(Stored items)
☆ ☆ ☆ ☆ ☆ ☆ ☆

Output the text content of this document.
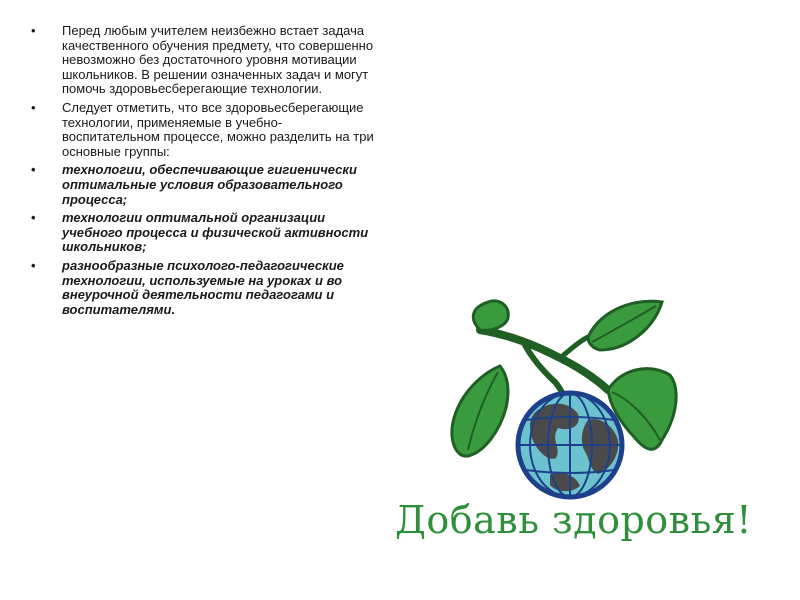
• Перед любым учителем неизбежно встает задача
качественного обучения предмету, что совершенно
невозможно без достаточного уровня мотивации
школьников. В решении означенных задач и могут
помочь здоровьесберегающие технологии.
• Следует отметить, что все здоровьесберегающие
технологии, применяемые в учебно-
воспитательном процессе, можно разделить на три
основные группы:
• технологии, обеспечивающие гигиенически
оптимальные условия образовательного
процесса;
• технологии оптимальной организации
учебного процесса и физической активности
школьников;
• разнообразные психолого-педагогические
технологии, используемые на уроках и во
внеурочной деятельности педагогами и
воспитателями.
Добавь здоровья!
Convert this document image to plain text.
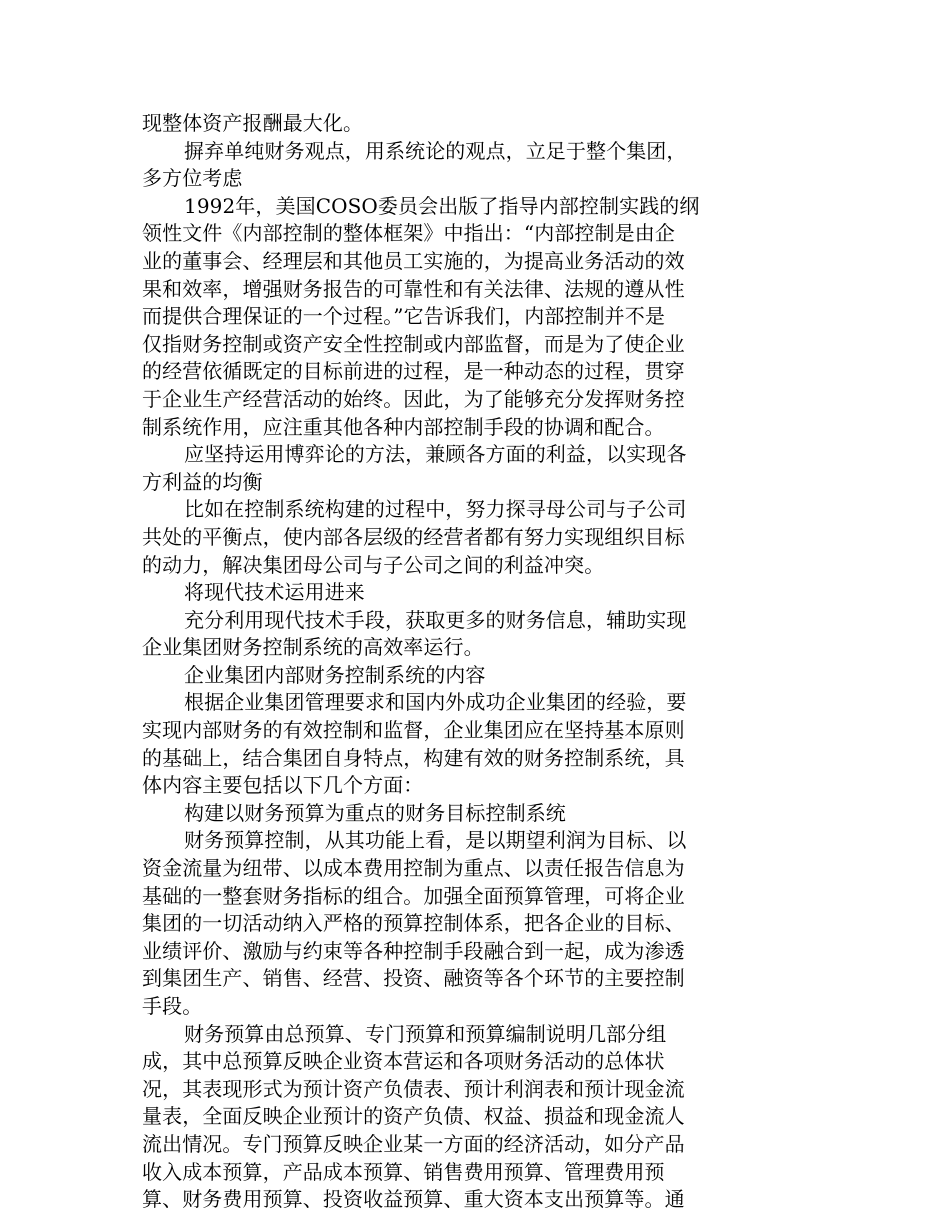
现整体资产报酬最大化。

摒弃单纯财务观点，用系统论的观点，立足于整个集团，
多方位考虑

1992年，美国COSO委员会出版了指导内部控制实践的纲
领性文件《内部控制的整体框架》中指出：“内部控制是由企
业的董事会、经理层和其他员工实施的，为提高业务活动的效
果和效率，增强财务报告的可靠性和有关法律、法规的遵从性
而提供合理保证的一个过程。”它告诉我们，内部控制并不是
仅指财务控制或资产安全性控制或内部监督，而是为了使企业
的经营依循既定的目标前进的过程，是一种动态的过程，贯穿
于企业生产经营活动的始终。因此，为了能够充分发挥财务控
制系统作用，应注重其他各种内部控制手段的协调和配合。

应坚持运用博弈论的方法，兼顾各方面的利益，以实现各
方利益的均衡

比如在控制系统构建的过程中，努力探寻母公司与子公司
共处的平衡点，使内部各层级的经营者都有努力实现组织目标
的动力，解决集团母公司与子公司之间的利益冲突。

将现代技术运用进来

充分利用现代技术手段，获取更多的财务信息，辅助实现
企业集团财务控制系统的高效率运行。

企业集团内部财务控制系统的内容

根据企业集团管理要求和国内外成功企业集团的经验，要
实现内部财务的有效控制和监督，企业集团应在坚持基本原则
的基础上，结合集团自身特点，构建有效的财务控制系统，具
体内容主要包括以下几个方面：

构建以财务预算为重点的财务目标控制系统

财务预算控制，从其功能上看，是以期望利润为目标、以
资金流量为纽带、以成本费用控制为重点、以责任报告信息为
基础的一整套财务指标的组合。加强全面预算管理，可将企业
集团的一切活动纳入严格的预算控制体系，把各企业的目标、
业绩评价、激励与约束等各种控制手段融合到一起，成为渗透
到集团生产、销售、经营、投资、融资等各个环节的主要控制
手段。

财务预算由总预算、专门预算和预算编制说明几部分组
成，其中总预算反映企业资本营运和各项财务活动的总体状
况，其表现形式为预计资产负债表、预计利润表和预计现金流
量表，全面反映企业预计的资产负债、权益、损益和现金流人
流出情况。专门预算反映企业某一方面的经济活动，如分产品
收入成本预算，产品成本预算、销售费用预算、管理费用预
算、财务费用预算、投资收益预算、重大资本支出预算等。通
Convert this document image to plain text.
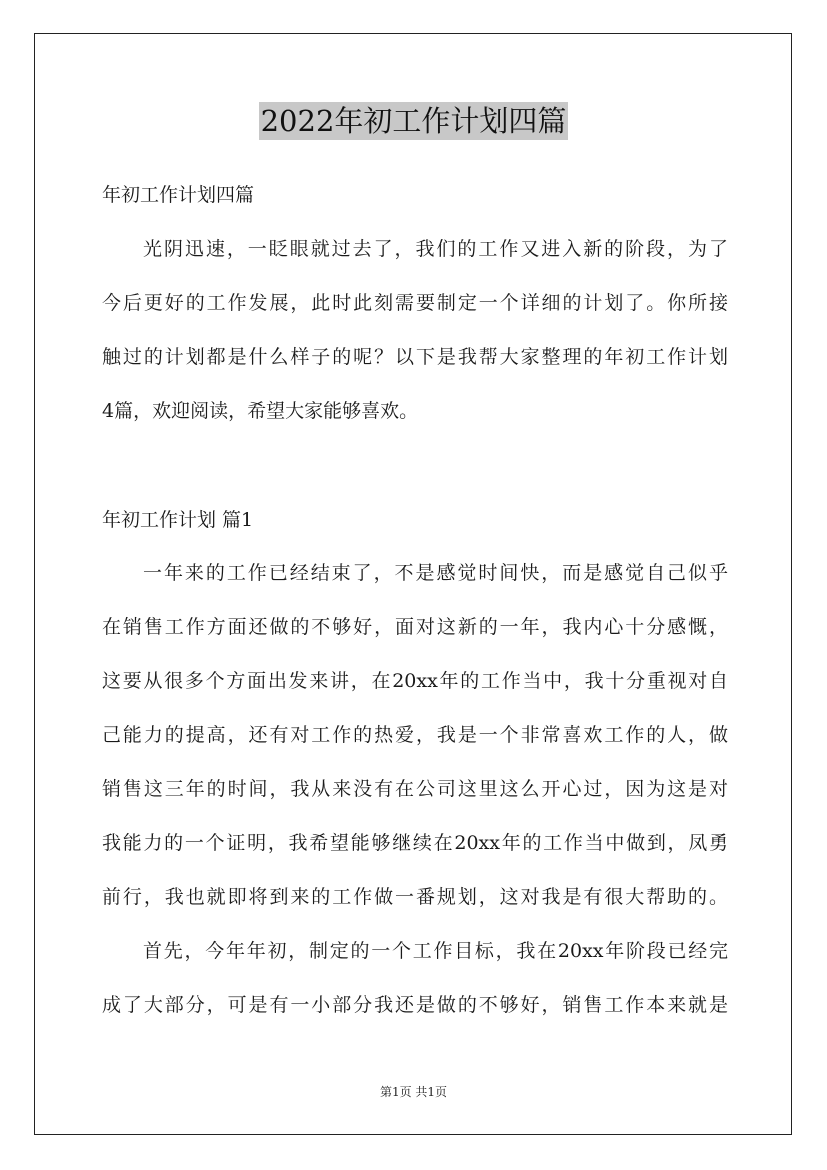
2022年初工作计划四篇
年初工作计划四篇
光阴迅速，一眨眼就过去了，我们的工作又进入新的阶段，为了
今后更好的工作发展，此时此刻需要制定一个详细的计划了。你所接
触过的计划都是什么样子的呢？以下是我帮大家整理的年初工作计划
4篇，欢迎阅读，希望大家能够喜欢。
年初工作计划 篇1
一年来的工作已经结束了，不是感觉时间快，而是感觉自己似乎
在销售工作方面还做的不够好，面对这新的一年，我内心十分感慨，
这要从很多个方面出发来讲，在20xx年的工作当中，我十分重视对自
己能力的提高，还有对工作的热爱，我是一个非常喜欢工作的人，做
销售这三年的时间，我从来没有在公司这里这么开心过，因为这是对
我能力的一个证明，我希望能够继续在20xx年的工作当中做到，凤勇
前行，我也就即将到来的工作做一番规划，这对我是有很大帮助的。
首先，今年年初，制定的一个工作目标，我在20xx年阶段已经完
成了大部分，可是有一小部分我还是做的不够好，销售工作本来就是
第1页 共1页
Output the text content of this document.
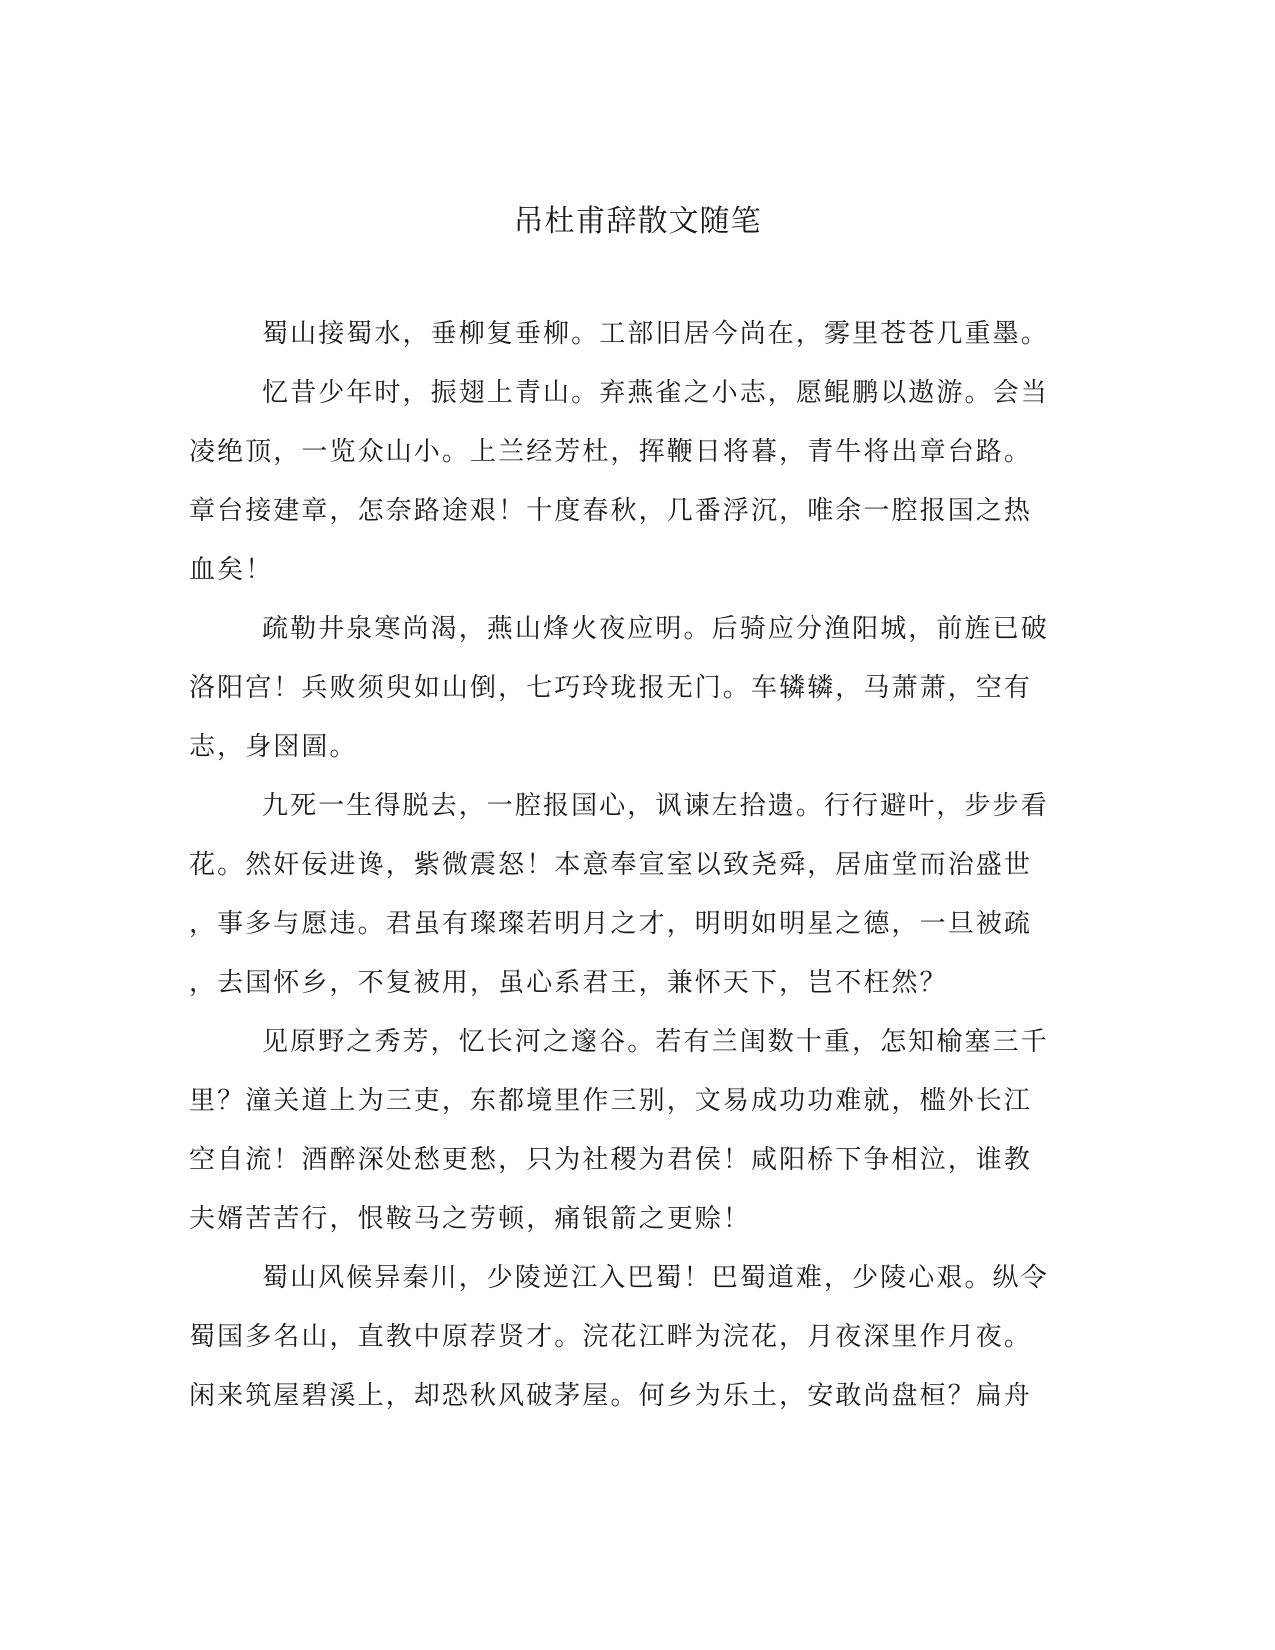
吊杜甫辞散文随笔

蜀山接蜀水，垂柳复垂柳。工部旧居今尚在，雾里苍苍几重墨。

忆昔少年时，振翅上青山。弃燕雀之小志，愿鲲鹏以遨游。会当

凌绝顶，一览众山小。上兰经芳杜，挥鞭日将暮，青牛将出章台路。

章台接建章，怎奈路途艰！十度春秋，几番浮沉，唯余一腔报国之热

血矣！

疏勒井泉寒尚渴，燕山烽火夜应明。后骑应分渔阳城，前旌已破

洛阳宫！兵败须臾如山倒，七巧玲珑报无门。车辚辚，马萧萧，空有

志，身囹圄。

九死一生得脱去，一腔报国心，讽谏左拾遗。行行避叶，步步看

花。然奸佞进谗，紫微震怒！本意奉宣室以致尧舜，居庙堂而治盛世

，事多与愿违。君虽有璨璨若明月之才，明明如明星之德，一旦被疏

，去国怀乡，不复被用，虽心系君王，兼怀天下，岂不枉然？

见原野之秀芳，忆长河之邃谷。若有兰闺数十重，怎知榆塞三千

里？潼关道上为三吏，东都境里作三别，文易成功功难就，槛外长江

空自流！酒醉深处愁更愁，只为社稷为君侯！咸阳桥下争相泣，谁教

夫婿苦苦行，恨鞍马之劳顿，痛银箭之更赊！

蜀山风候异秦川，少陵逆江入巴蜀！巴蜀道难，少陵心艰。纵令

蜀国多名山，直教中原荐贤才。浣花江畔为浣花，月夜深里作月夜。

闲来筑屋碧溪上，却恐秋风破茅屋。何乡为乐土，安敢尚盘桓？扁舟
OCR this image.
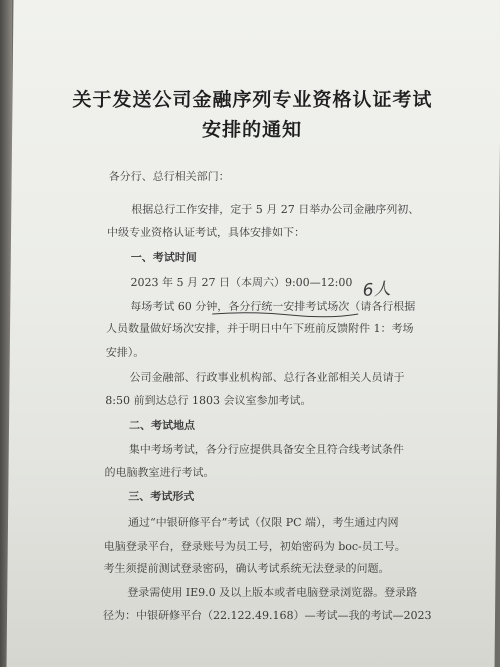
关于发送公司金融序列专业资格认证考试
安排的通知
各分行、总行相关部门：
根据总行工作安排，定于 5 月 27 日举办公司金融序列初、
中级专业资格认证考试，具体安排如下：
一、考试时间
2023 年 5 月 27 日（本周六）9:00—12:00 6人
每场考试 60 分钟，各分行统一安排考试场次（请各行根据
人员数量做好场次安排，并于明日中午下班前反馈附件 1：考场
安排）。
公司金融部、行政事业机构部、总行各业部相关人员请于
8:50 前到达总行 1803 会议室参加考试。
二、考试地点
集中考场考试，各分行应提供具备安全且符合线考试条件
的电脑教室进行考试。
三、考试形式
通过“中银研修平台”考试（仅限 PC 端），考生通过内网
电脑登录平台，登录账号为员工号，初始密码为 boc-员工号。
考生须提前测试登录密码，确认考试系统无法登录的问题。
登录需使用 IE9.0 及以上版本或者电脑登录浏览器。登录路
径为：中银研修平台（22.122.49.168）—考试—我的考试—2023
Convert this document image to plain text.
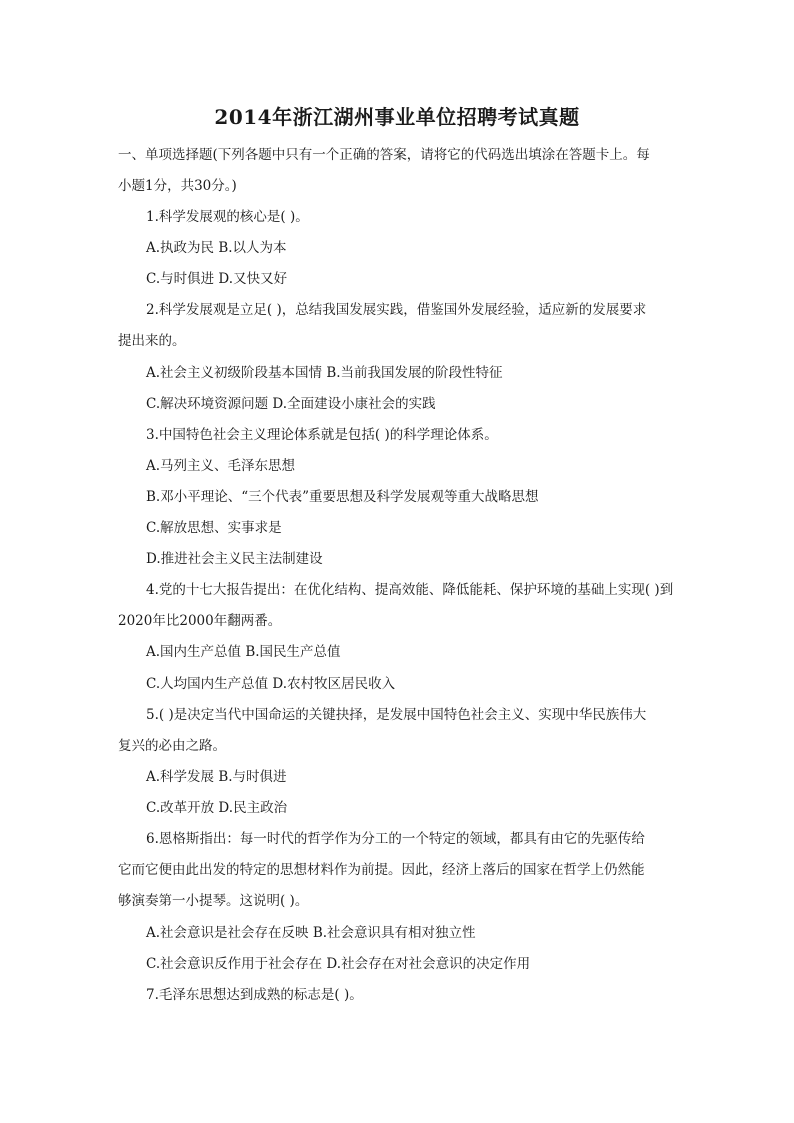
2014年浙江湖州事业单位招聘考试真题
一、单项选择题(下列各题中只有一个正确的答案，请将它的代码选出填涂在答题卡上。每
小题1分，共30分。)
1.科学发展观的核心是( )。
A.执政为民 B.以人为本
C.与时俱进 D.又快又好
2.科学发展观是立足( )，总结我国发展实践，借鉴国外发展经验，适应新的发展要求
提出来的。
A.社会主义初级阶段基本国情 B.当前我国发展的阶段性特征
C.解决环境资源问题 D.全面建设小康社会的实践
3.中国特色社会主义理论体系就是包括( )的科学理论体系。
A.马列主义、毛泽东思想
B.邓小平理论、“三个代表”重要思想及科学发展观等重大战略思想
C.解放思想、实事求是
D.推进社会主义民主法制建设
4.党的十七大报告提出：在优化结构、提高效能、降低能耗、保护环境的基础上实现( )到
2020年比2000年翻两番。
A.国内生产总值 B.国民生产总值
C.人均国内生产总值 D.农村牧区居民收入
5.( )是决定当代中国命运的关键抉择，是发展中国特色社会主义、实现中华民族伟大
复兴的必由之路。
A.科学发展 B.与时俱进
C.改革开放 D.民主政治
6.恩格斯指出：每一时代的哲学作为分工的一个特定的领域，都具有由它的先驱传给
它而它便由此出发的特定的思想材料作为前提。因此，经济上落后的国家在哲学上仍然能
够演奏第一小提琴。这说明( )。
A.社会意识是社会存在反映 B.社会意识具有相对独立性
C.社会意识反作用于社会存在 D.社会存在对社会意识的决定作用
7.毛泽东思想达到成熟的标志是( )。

☆ ☆ ☆ ☆ ☆ ☆ ☆

Select all lines in the listing above where the word "школьников" appears, and show them.

=== Solved exercise ===
школьников. В решении означенных задач и могут
школьников;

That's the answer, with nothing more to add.